[Stored items from a collection]
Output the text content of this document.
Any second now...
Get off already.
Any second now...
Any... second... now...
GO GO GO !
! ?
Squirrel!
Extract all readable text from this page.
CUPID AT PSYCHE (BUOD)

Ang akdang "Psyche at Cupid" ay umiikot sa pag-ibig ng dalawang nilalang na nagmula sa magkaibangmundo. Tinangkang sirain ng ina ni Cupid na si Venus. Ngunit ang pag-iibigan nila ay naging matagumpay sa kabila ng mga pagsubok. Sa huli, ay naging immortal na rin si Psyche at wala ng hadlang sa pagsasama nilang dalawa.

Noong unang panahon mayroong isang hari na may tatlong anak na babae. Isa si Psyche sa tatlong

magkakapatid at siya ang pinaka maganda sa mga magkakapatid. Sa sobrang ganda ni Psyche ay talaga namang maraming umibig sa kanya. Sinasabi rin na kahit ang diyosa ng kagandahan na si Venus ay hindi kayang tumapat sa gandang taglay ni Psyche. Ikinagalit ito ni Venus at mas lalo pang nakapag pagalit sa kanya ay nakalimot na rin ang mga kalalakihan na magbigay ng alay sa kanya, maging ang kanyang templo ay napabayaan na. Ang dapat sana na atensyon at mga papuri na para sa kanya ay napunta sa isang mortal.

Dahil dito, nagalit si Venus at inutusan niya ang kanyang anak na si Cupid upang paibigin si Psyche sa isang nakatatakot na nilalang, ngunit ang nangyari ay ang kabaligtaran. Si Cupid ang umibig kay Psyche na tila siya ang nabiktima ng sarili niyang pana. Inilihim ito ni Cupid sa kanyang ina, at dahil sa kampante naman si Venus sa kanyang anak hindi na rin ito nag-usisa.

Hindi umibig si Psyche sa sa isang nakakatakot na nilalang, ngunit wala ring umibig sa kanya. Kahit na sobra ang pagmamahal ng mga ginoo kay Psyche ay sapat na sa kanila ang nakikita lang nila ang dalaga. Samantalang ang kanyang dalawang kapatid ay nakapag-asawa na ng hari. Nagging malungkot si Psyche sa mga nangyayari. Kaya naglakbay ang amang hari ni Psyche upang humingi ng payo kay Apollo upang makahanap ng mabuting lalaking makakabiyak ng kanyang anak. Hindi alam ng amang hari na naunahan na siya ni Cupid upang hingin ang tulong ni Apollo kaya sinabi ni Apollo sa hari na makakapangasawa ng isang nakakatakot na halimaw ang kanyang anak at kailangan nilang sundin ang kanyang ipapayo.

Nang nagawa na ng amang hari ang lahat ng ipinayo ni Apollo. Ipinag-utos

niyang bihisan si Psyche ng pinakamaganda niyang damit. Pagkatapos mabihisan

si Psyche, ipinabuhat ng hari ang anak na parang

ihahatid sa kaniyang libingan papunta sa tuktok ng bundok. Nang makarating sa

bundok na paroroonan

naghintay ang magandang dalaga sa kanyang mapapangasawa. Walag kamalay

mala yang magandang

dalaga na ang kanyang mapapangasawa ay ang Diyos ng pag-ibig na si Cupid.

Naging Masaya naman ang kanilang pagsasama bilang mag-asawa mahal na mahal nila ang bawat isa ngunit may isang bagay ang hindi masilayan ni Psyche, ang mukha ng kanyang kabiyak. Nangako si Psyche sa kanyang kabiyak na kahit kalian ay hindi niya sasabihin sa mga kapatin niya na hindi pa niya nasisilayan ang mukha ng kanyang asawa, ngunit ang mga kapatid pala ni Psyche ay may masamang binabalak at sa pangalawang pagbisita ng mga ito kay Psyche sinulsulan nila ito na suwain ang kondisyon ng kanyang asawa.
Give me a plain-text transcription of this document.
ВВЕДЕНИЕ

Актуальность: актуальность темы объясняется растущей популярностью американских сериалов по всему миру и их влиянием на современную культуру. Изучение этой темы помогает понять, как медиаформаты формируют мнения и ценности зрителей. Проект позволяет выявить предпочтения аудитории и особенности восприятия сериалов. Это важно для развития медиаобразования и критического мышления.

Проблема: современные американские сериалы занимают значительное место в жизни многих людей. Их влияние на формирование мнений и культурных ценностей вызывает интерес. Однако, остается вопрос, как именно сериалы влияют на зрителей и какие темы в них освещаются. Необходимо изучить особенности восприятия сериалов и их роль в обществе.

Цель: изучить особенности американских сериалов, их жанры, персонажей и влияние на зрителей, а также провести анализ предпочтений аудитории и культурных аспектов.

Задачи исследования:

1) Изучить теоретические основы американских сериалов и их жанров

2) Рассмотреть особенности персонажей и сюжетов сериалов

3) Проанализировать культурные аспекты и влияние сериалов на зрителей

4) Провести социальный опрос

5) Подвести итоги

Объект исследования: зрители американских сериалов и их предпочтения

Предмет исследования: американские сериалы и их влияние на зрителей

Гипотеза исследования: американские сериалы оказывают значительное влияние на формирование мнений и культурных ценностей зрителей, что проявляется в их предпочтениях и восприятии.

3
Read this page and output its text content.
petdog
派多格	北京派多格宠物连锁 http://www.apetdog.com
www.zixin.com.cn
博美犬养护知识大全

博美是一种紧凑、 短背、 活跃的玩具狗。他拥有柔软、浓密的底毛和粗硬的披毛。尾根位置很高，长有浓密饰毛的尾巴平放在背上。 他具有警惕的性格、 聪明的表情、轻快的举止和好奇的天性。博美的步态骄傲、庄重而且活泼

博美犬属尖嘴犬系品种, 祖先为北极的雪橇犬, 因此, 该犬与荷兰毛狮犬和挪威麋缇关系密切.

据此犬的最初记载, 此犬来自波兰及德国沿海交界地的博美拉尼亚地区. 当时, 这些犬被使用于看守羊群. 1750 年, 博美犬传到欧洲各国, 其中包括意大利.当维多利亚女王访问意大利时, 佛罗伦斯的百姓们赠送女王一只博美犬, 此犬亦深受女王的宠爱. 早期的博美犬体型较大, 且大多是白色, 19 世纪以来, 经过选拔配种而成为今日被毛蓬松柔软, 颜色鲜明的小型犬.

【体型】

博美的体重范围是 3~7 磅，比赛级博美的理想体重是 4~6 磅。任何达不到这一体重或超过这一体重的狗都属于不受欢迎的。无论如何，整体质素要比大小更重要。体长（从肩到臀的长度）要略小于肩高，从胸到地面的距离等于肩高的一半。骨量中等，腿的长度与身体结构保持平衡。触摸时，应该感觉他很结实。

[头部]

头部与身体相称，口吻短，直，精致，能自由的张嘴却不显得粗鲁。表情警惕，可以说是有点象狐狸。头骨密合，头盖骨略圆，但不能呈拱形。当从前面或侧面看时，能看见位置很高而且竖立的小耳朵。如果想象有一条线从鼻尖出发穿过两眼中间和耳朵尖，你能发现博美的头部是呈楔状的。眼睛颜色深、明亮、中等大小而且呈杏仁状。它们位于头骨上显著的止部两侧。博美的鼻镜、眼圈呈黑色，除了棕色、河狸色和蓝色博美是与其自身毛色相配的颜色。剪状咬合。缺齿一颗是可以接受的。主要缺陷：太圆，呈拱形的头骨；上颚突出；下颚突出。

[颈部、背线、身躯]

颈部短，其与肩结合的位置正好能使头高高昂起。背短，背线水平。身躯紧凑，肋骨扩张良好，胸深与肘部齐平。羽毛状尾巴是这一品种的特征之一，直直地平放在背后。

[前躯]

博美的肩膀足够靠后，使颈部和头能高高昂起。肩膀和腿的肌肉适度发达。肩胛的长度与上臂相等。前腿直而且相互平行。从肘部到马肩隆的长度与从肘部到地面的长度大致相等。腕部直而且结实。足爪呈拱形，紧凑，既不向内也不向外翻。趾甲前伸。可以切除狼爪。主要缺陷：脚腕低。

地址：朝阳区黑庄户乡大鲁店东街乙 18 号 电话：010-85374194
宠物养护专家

__REQUEST__.
Determine how many lines include the word "document" and report that number by itself.

__COMPLETE ANSWER__.
2